BEGIN Source

On June 5, 2007, the Company entered into a $35 million unsecured revolving credit facility with Bank of
America, N.A. to replace its expired working capital line of credit with Bank of America. The credit facility will be
available to fund working capital and other corporate purposes. The interest on loans under its working capital line of
credit will accrue, at the Company’s election, at either (i) Bank of America’s prime rate minus 1% or (ii) the
Eurodollar rate plus 1.25%. The credit facility will terminate and all amounts outstanding thereunder will be due and
payable in full on June 5, 2010. As of December 29, 2007, the Company had letters of credit outstanding of
$2.1 million and $32.9 million available under its working capital line of credit. This credit facility contains
customary terms and conditions for credit facilities of this type, including restrictions on its ability to incur or
guaranty additional indebtedness, create liens, enter into transactions with affiliates, make loans or investments, sell
assets, pay dividends or make distributions on, or repurchase, our stock, and consolidate or merge with other entities.

END Source

Stated goal 1:
Answer these from the credit facility excerpt:
(a) What is the dollar size of the revolving credit facility entered into on June 5, 2007?
(b) On what date do all amounts outstanding under the facility become due and payable in full?
(c) How much in letters of credit did the Company have outstanding as of December 29, 2007?

BEGIN Input rows

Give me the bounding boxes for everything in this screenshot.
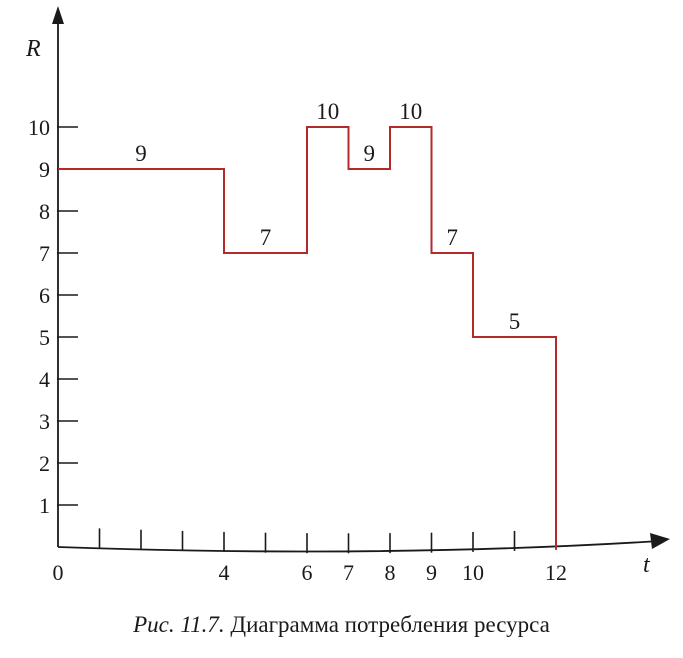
segment-value-label: 10 xyxy=(316,99,339,124)
y-axis-arrow-icon xyxy=(52,6,64,24)
x-tick-label: 12 xyxy=(545,560,567,585)
y-tick-label: 9 xyxy=(39,157,50,182)
x-ticks: 0 4 6 7 8 9 10 12 xyxy=(53,528,567,585)
segment-value-label: 7 xyxy=(447,225,459,250)
x-axis-arrow-icon xyxy=(650,533,670,549)
segment-value-label: 9 xyxy=(135,141,147,166)
segment-value-labels: 9 7 10 9 10 7 5 xyxy=(135,99,520,334)
figure-caption-text: Диаграмма потребления ресурса xyxy=(230,612,550,637)
y-tick-label: 1 xyxy=(39,493,50,518)
y-tick-label: 7 xyxy=(39,241,50,266)
y-ticks: 1 2 3 4 5 6 7 8 9 10 xyxy=(28,115,78,518)
step-series xyxy=(58,126,557,550)
segment-value-label: 10 xyxy=(399,99,422,124)
segment-value-label: 7 xyxy=(260,225,272,250)
y-axis-label: R xyxy=(25,36,41,62)
x-tick-label: 0 xyxy=(53,560,64,585)
x-axis-label: t xyxy=(643,552,651,578)
x-axis xyxy=(57,540,661,553)
figure-number: Рис. 11.7. xyxy=(133,612,225,637)
y-tick-label: 4 xyxy=(39,367,50,392)
y-tick-label: 6 xyxy=(39,283,50,308)
x-tick-label: 9 xyxy=(426,560,437,585)
x-tick-label: 10 xyxy=(462,560,484,585)
x-tick-label: 7 xyxy=(343,560,354,585)
y-tick-label: 5 xyxy=(39,325,50,350)
figure-caption: Рис. 11.7. Диаграмма потребления ресурса xyxy=(0,612,683,638)
y-tick-label: 8 xyxy=(39,199,50,224)
segment-value-label: 5 xyxy=(509,309,521,334)
y-tick-label: 3 xyxy=(39,409,50,434)
step-line xyxy=(58,126,557,550)
x-tick-label: 4 xyxy=(219,560,230,585)
x-tick-label: 6 xyxy=(302,560,313,585)
segment-value-label: 9 xyxy=(364,141,376,166)
y-tick-label: 2 xyxy=(39,451,50,476)
x-tick-label: 8 xyxy=(385,560,396,585)
y-tick-label: 10 xyxy=(28,115,50,140)
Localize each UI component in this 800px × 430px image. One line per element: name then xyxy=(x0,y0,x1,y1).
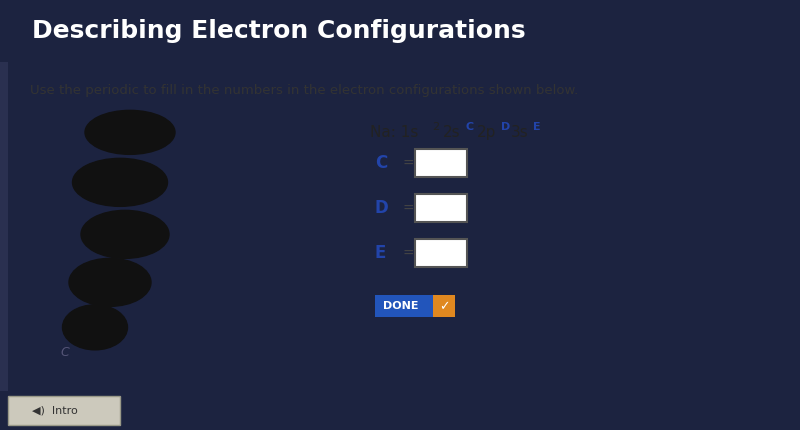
Text: C: C xyxy=(60,346,69,359)
Text: E: E xyxy=(533,123,541,132)
Text: =: = xyxy=(402,247,414,261)
Ellipse shape xyxy=(73,158,167,206)
Text: C: C xyxy=(375,154,387,172)
Text: DONE: DONE xyxy=(383,301,419,311)
Text: ✓: ✓ xyxy=(438,300,450,313)
Text: =: = xyxy=(402,157,414,171)
Text: D: D xyxy=(375,200,389,217)
Text: 2: 2 xyxy=(432,123,439,132)
Text: Use the periodic to fill in the numbers in the electron configurations shown bel: Use the periodic to fill in the numbers … xyxy=(30,84,578,97)
Text: Describing Electron Configurations: Describing Electron Configurations xyxy=(32,19,526,43)
Text: =: = xyxy=(402,203,414,216)
Text: 3s: 3s xyxy=(511,126,529,140)
FancyBboxPatch shape xyxy=(375,295,433,317)
FancyBboxPatch shape xyxy=(415,194,467,222)
Ellipse shape xyxy=(69,258,151,306)
Ellipse shape xyxy=(85,111,175,154)
Text: Na: 1s: Na: 1s xyxy=(370,126,418,140)
Text: D: D xyxy=(501,123,510,132)
Ellipse shape xyxy=(62,305,127,350)
Text: C: C xyxy=(466,123,474,132)
FancyBboxPatch shape xyxy=(415,149,467,177)
Text: ◀)  Intro: ◀) Intro xyxy=(32,405,78,416)
Text: 2p: 2p xyxy=(477,126,496,140)
FancyBboxPatch shape xyxy=(8,396,120,425)
FancyBboxPatch shape xyxy=(415,240,467,267)
FancyBboxPatch shape xyxy=(0,62,8,391)
Text: 2s: 2s xyxy=(443,126,461,140)
Ellipse shape xyxy=(81,210,169,258)
FancyBboxPatch shape xyxy=(433,295,455,317)
Text: E: E xyxy=(375,244,386,262)
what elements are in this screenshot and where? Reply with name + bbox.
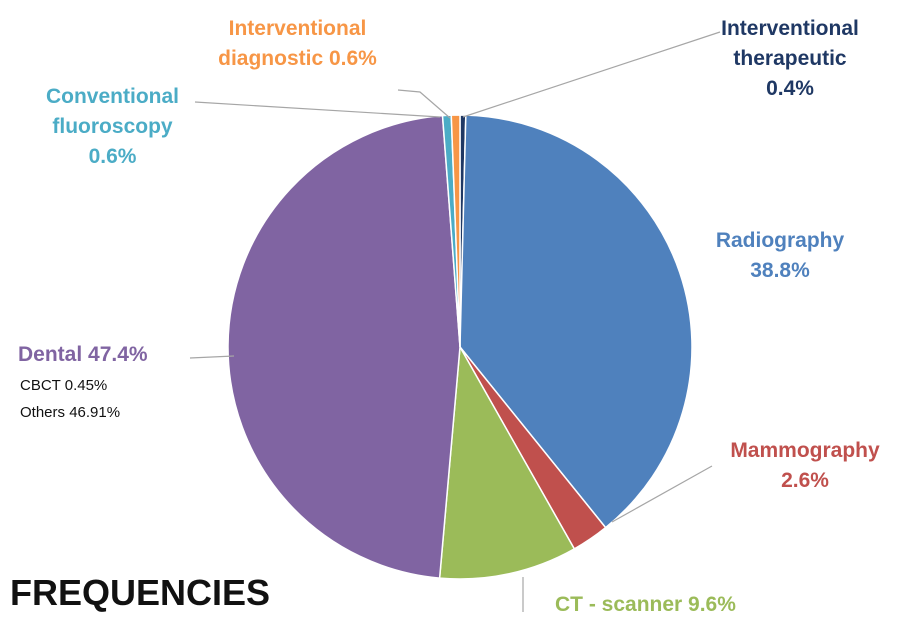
leader-line xyxy=(397,89,451,119)
breakdown-value: 46.91% xyxy=(69,404,121,421)
category-name: Radiography xyxy=(715,229,845,252)
breakdown-name: CBCT xyxy=(20,377,61,394)
category-name: Dental xyxy=(18,343,83,366)
slice-label: Dental 47.4% xyxy=(18,340,238,370)
chart-title: FREQUENCIES xyxy=(10,572,271,613)
breakdown-value: 0.45% xyxy=(64,377,108,394)
breakdown-name: Others xyxy=(20,404,66,421)
value-label: 0.6% xyxy=(88,145,137,168)
slice-label: Interventional therapeutic 0.4% xyxy=(690,14,890,104)
value-label: 38.8% xyxy=(750,259,810,282)
value-label: 47.4% xyxy=(88,343,148,366)
slices xyxy=(227,114,693,580)
slice-label: Mammography 2.6% xyxy=(700,436,908,496)
category-name: Conventional fluoroscopy xyxy=(45,85,179,138)
pie-slice xyxy=(459,114,693,529)
slice-label: Radiography 38.8% xyxy=(680,226,880,286)
value-label: 0.4% xyxy=(766,77,814,100)
slice-label: Conventional fluoroscopy 0.6% xyxy=(20,82,205,172)
pie-slice xyxy=(227,114,461,579)
breakdown-label: CBCT 0.45% xyxy=(20,372,107,399)
leader-line xyxy=(462,31,721,118)
value-label: 2.6% xyxy=(781,469,829,492)
value-label: 9.6% xyxy=(688,593,736,616)
slice-label: Interventional diagnostic 0.6% xyxy=(190,14,405,74)
leader-line xyxy=(189,355,235,359)
breakdown-label: Others 46.91% xyxy=(20,399,120,426)
pie-slice xyxy=(450,114,461,348)
slice-label: CT - scanner 9.6% xyxy=(555,590,855,619)
value-label: 0.6% xyxy=(328,47,377,70)
category-name: Interventional diagnostic xyxy=(218,17,367,70)
category-name: Mammography xyxy=(730,439,880,462)
category-name: CT - scanner xyxy=(555,593,683,616)
leader-line xyxy=(194,101,441,118)
category-name: Interventional therapeutic xyxy=(721,17,859,70)
leader-line xyxy=(611,465,713,523)
pie-slice xyxy=(438,344,576,580)
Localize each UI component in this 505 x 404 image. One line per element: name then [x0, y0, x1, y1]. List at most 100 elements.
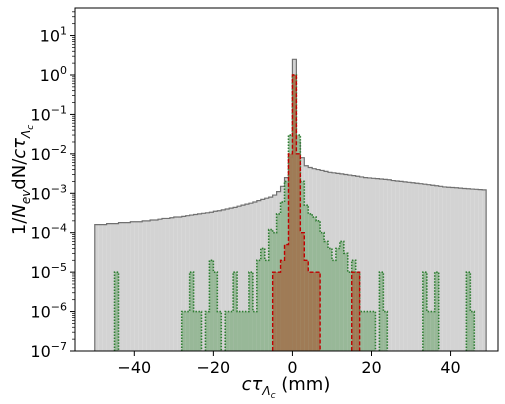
bar — [371, 311, 376, 351]
series-layer — [94, 58, 487, 352]
bar — [181, 311, 186, 351]
bar — [102, 224, 107, 351]
bar — [158, 219, 162, 351]
bar — [347, 272, 352, 351]
x-tick-label: 0 — [287, 358, 297, 377]
bar — [122, 222, 127, 351]
bar — [320, 232, 325, 351]
bar — [252, 311, 257, 351]
bar — [430, 311, 435, 351]
bar — [237, 311, 242, 351]
bar — [308, 272, 313, 351]
bar — [189, 272, 194, 351]
bar — [339, 241, 344, 351]
bar — [387, 179, 392, 351]
bar — [229, 311, 234, 351]
bar — [165, 218, 170, 351]
bar — [142, 220, 147, 351]
bar — [209, 260, 214, 351]
bar — [454, 187, 459, 351]
bar — [146, 220, 151, 351]
bar — [359, 311, 364, 351]
y-tick-label: 10−2 — [30, 143, 67, 164]
bar — [94, 224, 99, 351]
y-tick-label: 10−4 — [30, 222, 67, 243]
bar — [395, 180, 400, 351]
bar — [335, 248, 340, 351]
bar — [470, 311, 475, 351]
bar — [114, 272, 119, 351]
plot-frame — [74, 7, 499, 352]
bar — [169, 217, 174, 351]
y-tick-label: 101 — [40, 25, 67, 46]
bar — [237, 206, 242, 351]
y-tick-label: 10−6 — [30, 301, 67, 322]
y-tick-label: 100 — [40, 64, 67, 85]
bar — [213, 272, 218, 351]
bar — [244, 311, 249, 351]
bar — [233, 272, 238, 351]
bar — [422, 272, 427, 351]
bar — [379, 179, 384, 351]
x-axis-label: cτΛc (mm) — [242, 374, 331, 401]
bar — [312, 272, 317, 351]
bar — [260, 248, 265, 351]
bar — [367, 311, 372, 351]
bar — [197, 213, 202, 351]
bar — [217, 210, 222, 351]
bar — [201, 213, 206, 351]
bar — [225, 311, 230, 351]
bar — [426, 184, 431, 351]
bar — [241, 311, 245, 351]
bar — [205, 311, 210, 351]
bar — [316, 272, 321, 351]
bar — [185, 215, 190, 351]
bar — [411, 182, 415, 351]
bar — [130, 221, 135, 351]
bar — [181, 216, 186, 351]
bar — [359, 176, 364, 351]
bar — [138, 221, 143, 351]
bar — [161, 218, 166, 351]
bar — [288, 153, 293, 351]
bar — [110, 223, 115, 351]
bar — [193, 311, 198, 351]
bar — [244, 204, 249, 351]
y-axis-label: 1/NevdN/cτΛc — [9, 125, 36, 235]
bar — [418, 183, 423, 351]
bar — [434, 185, 439, 351]
bar — [375, 178, 380, 351]
bar — [383, 311, 388, 351]
bar — [355, 176, 360, 351]
bar — [185, 311, 190, 351]
bar — [106, 223, 111, 351]
bar — [399, 181, 404, 351]
bar — [296, 153, 301, 351]
bar — [118, 222, 123, 351]
bar — [225, 208, 230, 351]
bar — [248, 272, 253, 351]
bar — [272, 272, 277, 351]
bar — [466, 188, 471, 351]
bar — [280, 260, 285, 351]
bar — [300, 232, 305, 351]
bar — [430, 185, 435, 351]
bar — [466, 272, 471, 351]
x-tick-label: −20 — [196, 358, 230, 377]
bar — [422, 184, 427, 351]
x-tick-label: 20 — [361, 358, 381, 377]
bar — [229, 208, 234, 351]
bar — [407, 182, 412, 351]
bar — [304, 260, 309, 351]
y-tick-label: 10−5 — [30, 261, 67, 282]
bar — [324, 241, 329, 351]
bar — [173, 217, 178, 351]
y-tick-label: 10−7 — [30, 340, 67, 361]
bar — [177, 217, 182, 351]
bar — [347, 175, 352, 351]
bar — [470, 189, 475, 351]
bar — [126, 222, 131, 351]
bar — [241, 205, 245, 351]
bar — [371, 178, 376, 351]
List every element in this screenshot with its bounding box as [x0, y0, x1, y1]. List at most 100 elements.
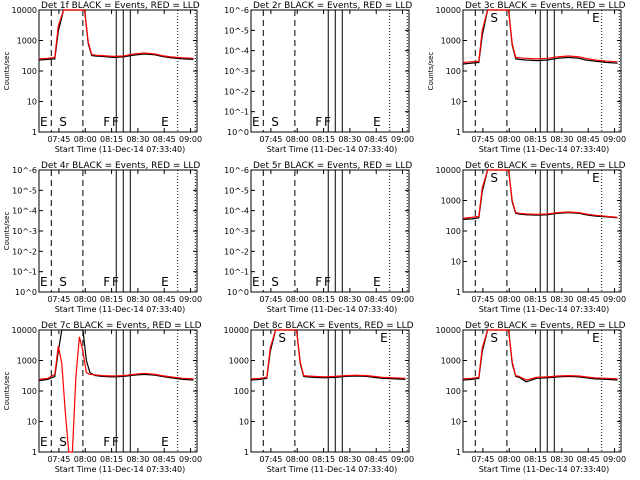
x-tick-label: 07:45	[471, 135, 494, 144]
x-tick-label: 08:45	[365, 135, 388, 144]
flag-label: E	[592, 331, 600, 345]
plot-frame	[38, 329, 198, 453]
y-tick-label: 10000	[224, 326, 249, 335]
y-tick-label: 10^-4	[12, 207, 37, 216]
y-tick-label: 10	[451, 98, 461, 107]
x-tick-label: 08:30	[550, 295, 573, 304]
x-tick-label: 08:00	[74, 295, 97, 304]
x-axis-label: Start Time (11-Dec-14 07:33:40)	[267, 305, 398, 314]
x-tick-label: 07:45	[471, 455, 494, 464]
y-tick-label: 10^-6	[224, 166, 249, 175]
flag-label: F	[112, 435, 119, 449]
lld-series-line	[462, 9, 618, 64]
flag-label: E	[161, 115, 169, 129]
x-tick-label: 08:00	[74, 135, 97, 144]
flag-label: F	[103, 275, 110, 289]
panel-title: Det 5r BLACK = Events, RED = LLD	[253, 161, 412, 171]
x-tick-label: 08:15	[524, 455, 547, 464]
x-tick-label: 08:15	[100, 455, 123, 464]
x-tick-label: 08:00	[286, 295, 309, 304]
x-tick-label: 09:00	[179, 295, 202, 304]
x-tick-label: 08:00	[498, 135, 521, 144]
x-tick-label: 08:15	[524, 135, 547, 144]
flag-label: E	[40, 115, 48, 129]
y-tick-label: 10^0	[227, 128, 249, 137]
lld-series-line	[462, 329, 618, 381]
y-tick-label: 10^-6	[224, 6, 249, 15]
panel-8: Det 8c BLACK = Events, RED = LLD 07:45 08:…	[224, 321, 415, 474]
flag-label: E	[40, 435, 48, 449]
x-tick-label: 08:30	[126, 135, 149, 144]
flag-label: S	[59, 435, 67, 449]
y-tick-label: 10	[451, 258, 461, 267]
y-tick-label: 10	[451, 418, 461, 427]
x-tick-label: 09:00	[603, 455, 626, 464]
y-tick-label: 1	[456, 288, 461, 297]
y-tick-label: 10^0	[227, 288, 249, 297]
y-tick-label: 10000	[12, 326, 37, 335]
x-tick-label: 08:00	[74, 455, 97, 464]
flag-label: F	[103, 435, 110, 449]
panel-5: Det 5r BLACK = Events, RED = LLD 07:45 08:…	[224, 161, 414, 314]
y-tick-label: 10^-5	[12, 186, 37, 195]
x-tick-label: 09:00	[391, 295, 414, 304]
flag-label: E	[161, 435, 169, 449]
flag-label: S	[271, 275, 279, 289]
y-tick-label: 10	[27, 98, 37, 107]
y-tick-label: 100	[446, 227, 461, 236]
y-tick-label: 1000	[441, 197, 461, 206]
flag-label: S	[59, 115, 67, 129]
y-tick-label: 10^-5	[224, 26, 249, 35]
x-tick-label: 07:45	[47, 295, 70, 304]
y-axis-label: Counts/sec	[3, 212, 11, 251]
y-tick-label: 10^-4	[224, 207, 249, 216]
panel-title: Det 7c BLACK = Events, RED = LLD	[41, 321, 202, 331]
y-tick-label: 10^-1	[224, 108, 249, 117]
y-tick-label: 10^-6	[12, 166, 37, 175]
y-axis-label: Counts/sec	[427, 52, 435, 91]
y-tick-label: 10^-5	[224, 186, 249, 195]
y-tick-label: 100	[446, 67, 461, 76]
flag-label: E	[252, 275, 260, 289]
y-tick-label: 100	[22, 67, 37, 76]
lld-series-line	[38, 9, 194, 60]
x-tick-label: 08:15	[100, 295, 123, 304]
y-tick-label: 10000	[436, 166, 461, 175]
x-tick-label: 07:45	[471, 295, 494, 304]
panel-6: Det 6c BLACK = Events, RED = LLD 07:45 08:…	[436, 161, 627, 314]
events-series-line	[38, 329, 194, 382]
x-tick-label: 08:15	[100, 135, 123, 144]
y-tick-label: 1	[32, 128, 37, 137]
x-tick-label: 08:45	[577, 135, 600, 144]
x-tick-label: 08:00	[286, 455, 309, 464]
y-tick-label: 10^-4	[224, 47, 249, 56]
x-tick-label: 08:45	[577, 295, 600, 304]
flag-label: S	[490, 331, 498, 345]
panel-title: Det 6c BLACK = Events, RED = LLD	[465, 161, 626, 171]
x-tick-label: 08:45	[365, 455, 388, 464]
x-tick-label: 08:45	[153, 135, 176, 144]
flag-label: F	[103, 115, 110, 129]
events-series-line	[462, 329, 618, 383]
panel-9: Det 9c BLACK = Events, RED = LLD 07:45 08:…	[436, 321, 627, 474]
flag-label: F	[112, 275, 119, 289]
y-axis-label: Counts/sec	[3, 372, 11, 411]
lld-series-line	[250, 329, 406, 380]
x-tick-label: 09:00	[603, 295, 626, 304]
y-tick-label: 1	[32, 448, 37, 457]
x-tick-label: 09:00	[179, 135, 202, 144]
flag-label: E	[592, 11, 600, 25]
x-tick-label: 07:45	[47, 135, 70, 144]
flag-label: S	[490, 11, 498, 25]
x-tick-label: 07:45	[259, 135, 282, 144]
plot-frame	[250, 329, 410, 453]
y-tick-label: 10^-1	[12, 268, 37, 277]
flag-label: E	[373, 275, 381, 289]
x-tick-label: 08:30	[338, 135, 361, 144]
events-series-line	[462, 169, 618, 220]
flag-label: E	[380, 331, 388, 345]
x-tick-label: 08:00	[286, 135, 309, 144]
plot-frame	[250, 9, 410, 133]
y-axis-label: Counts/sec	[3, 52, 11, 91]
y-tick-label: 1	[244, 448, 249, 457]
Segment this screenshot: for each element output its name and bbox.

END Input rows

Stated goal 2: Find every line in the records that contains the string "step", and copy each one. Matching is case-sensitive.

Full response 1:
(a) $35 million
(b) June 5, 2010
(c) $2.1 million

Full response 2:
step-series xyxy=(58,126,557,550)
step-line xyxy=(58,126,557,550)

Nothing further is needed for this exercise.